▶ [EXERCISE GOAL]
Every record must appear in your copy exactly as written, with no pictures.

[Records from a dataset]
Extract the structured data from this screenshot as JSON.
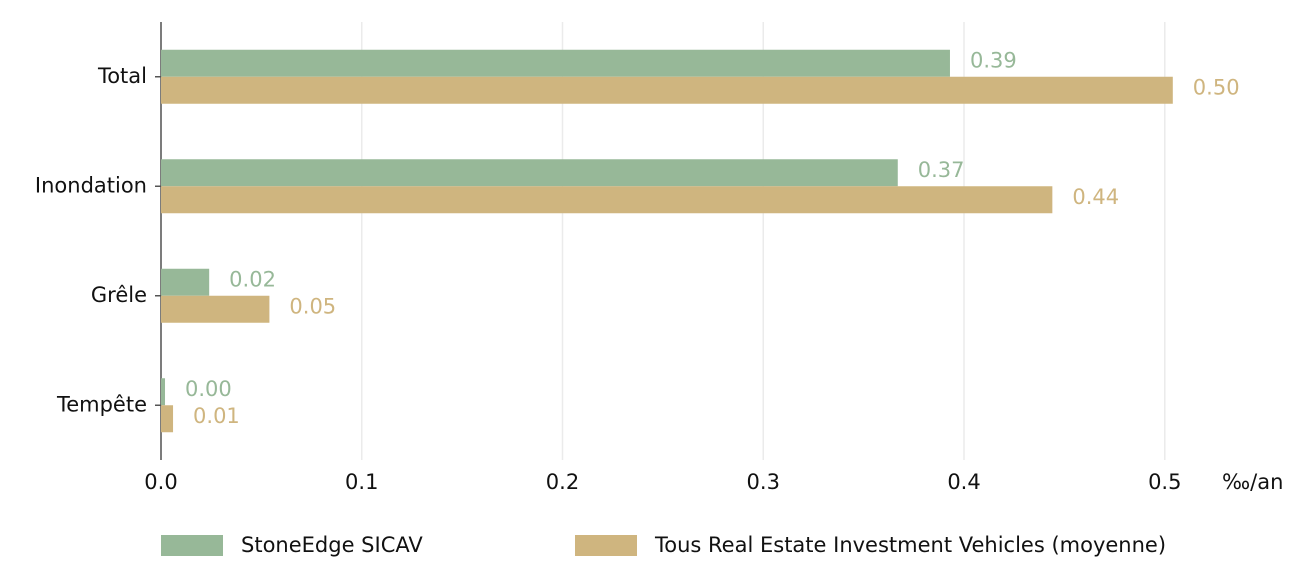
{
  "chart_data": {
    "type": "hbar",
    "categories": [
      "Total",
      "Inondation",
      "Grêle",
      "Tempête"
    ],
    "series": [
      {
        "name": "StoneEdge SICAV",
        "color": "#97b898",
        "values": [
          0.393,
          0.367,
          0.024,
          0.002
        ],
        "value_labels": [
          "0.39",
          "0.37",
          "0.02",
          "0.00"
        ]
      },
      {
        "name": "Tous Real Estate Investment Vehicles (moyenne)",
        "color": "#cfb57f",
        "values": [
          0.504,
          0.444,
          0.054,
          0.006
        ],
        "value_labels": [
          "0.50",
          "0.44",
          "0.05",
          "0.01"
        ]
      }
    ],
    "xlabel": "‰/an",
    "xlim": [
      0,
      0.53
    ],
    "xticks": [
      {
        "value": 0,
        "label": "0.0"
      },
      0.1,
      0.2,
      0.3,
      0.4,
      0.5
    ],
    "grid": true,
    "legend": "bottom"
  }
}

▶ [WRITTEN SOLUTION]
Extract the structured data from this screenshot as JSON.
{
  "chart_data": {
    "type": "hbar",
    "categories": [
      "Total",
      "Inondation",
      "Grêle",
      "Tempête"
    ],
    "series": [
      {
        "name": "StoneEdge SICAV",
        "color": "#97b898",
        "values": [
          0.393,
          0.367,
          0.024,
          0.002
        ],
        "value_labels": [
          "0.39",
          "0.37",
          "0.02",
          "0.00"
        ]
      },
      {
        "name": "Tous Real Estate Investment Vehicles (moyenne)",
        "color": "#cfb57f",
        "values": [
          0.504,
          0.444,
          0.054,
          0.006
        ],
        "value_labels": [
          "0.50",
          "0.44",
          "0.05",
          "0.01"
        ]
      }
    ],
    "xlabel": "‰/an",
    "xlim": [
      0,
      0.53
    ],
    "xticks": [
      {
        "value": 0,
        "label": "0.0"
      },
      0.1,
      0.2,
      0.3,
      0.4,
      0.5
    ],
    "grid": true,
    "legend": "bottom"
  }
}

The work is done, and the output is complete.